WORK REQUIRED: Output the data below in full, byte for byte. Nothing may differ.

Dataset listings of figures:
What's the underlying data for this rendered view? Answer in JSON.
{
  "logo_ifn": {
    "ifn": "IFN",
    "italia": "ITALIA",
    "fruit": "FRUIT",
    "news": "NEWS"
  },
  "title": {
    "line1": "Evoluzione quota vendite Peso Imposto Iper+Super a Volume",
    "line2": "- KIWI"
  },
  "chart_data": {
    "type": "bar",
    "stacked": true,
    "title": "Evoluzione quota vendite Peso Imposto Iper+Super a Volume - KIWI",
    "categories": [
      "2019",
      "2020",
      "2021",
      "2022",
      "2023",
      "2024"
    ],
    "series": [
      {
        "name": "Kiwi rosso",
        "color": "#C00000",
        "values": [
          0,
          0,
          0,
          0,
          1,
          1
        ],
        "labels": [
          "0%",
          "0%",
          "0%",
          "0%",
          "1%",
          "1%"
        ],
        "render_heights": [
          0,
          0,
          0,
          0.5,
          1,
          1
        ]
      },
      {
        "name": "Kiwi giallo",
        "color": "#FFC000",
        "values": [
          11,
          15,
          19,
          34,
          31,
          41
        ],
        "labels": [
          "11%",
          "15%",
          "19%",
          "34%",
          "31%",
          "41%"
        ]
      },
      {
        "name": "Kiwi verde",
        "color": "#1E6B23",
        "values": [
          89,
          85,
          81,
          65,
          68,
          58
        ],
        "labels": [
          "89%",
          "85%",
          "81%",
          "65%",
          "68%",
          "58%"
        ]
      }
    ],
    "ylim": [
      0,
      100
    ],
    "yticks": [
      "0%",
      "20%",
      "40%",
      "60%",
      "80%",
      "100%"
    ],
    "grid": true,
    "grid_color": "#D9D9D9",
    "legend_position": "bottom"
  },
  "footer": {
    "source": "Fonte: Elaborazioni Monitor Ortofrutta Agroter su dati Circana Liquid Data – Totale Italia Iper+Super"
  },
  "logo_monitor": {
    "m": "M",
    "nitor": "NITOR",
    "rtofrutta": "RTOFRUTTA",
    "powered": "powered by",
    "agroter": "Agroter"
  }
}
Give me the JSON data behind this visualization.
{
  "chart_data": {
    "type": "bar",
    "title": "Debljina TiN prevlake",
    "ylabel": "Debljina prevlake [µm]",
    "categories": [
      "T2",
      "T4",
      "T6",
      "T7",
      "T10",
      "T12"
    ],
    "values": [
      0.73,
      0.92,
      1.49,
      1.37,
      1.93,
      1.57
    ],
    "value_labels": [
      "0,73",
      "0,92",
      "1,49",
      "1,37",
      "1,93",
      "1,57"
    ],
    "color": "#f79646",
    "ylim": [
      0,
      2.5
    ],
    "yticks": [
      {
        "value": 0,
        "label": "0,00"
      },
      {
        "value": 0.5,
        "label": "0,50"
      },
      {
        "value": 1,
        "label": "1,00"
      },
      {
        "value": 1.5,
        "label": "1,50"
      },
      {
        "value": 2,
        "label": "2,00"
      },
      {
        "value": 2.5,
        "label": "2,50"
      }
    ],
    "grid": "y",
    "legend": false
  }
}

OUTPUT BELOW:
What's the underlying data for this rendered view? Answer in JSON.
{
  "logo_ifn": {
    "ifn": "IFN",
    "italia": "ITALIA",
    "fruit": "FRUIT",
    "news": "NEWS"
  },
  "title": {
    "line1": "Evoluzione quota vendite Peso Imposto Iper+Super a Volume",
    "line2": "- KIWI"
  },
  "chart_data": {
    "type": "bar",
    "stacked": true,
    "title": "Evoluzione quota vendite Peso Imposto Iper+Super a Volume - KIWI",
    "categories": [
      "2019",
      "2020",
      "2021",
      "2022",
      "2023",
      "2024"
    ],
    "series": [
      {
        "name": "Kiwi rosso",
        "color": "#C00000",
        "values": [
          0,
          0,
          0,
          0,
          1,
          1
        ],
        "labels": [
          "0%",
          "0%",
          "0%",
          "0%",
          "1%",
          "1%"
        ],
        "render_heights": [
          0,
          0,
          0,
          0.5,
          1,
          1
        ]
      },
      {
        "name": "Kiwi giallo",
        "color": "#FFC000",
        "values": [
          11,
          15,
          19,
          34,
          31,
          41
        ],
        "labels": [
          "11%",
          "15%",
          "19%",
          "34%",
          "31%",
          "41%"
        ]
      },
      {
        "name": "Kiwi verde",
        "color": "#1E6B23",
        "values": [
          89,
          85,
          81,
          65,
          68,
          58
        ],
        "labels": [
          "89%",
          "85%",
          "81%",
          "65%",
          "68%",
          "58%"
        ]
      }
    ],
    "ylim": [
      0,
      100
    ],
    "yticks": [
      "0%",
      "20%",
      "40%",
      "60%",
      "80%",
      "100%"
    ],
    "grid": true,
    "grid_color": "#D9D9D9",
    "legend_position": "bottom"
  },
  "footer": {
    "source": "Fonte: Elaborazioni Monitor Ortofrutta Agroter su dati Circana Liquid Data – Totale Italia Iper+Super"
  },
  "logo_monitor": {
    "m": "M",
    "nitor": "NITOR",
    "rtofrutta": "RTOFRUTTA",
    "powered": "powered by",
    "agroter": "Agroter"
  }
}
Give me the JSON data behind this visualization.
{
  "chart_data": {
    "type": "bar",
    "title": "Debljina TiN prevlake",
    "ylabel": "Debljina prevlake [µm]",
    "categories": [
      "T2",
      "T4",
      "T6",
      "T7",
      "T10",
      "T12"
    ],
    "values": [
      0.73,
      0.92,
      1.49,
      1.37,
      1.93,
      1.57
    ],
    "value_labels": [
      "0,73",
      "0,92",
      "1,49",
      "1,37",
      "1,93",
      "1,57"
    ],
    "color": "#f79646",
    "ylim": [
      0,
      2.5
    ],
    "yticks": [
      {
        "value": 0,
        "label": "0,00"
      },
      {
        "value": 0.5,
        "label": "0,50"
      },
      {
        "value": 1,
        "label": "1,00"
      },
      {
        "value": 1.5,
        "label": "1,50"
      },
      {
        "value": 2,
        "label": "2,00"
      },
      {
        "value": 2.5,
        "label": "2,50"
      }
    ],
    "grid": "y",
    "legend": false
  }
}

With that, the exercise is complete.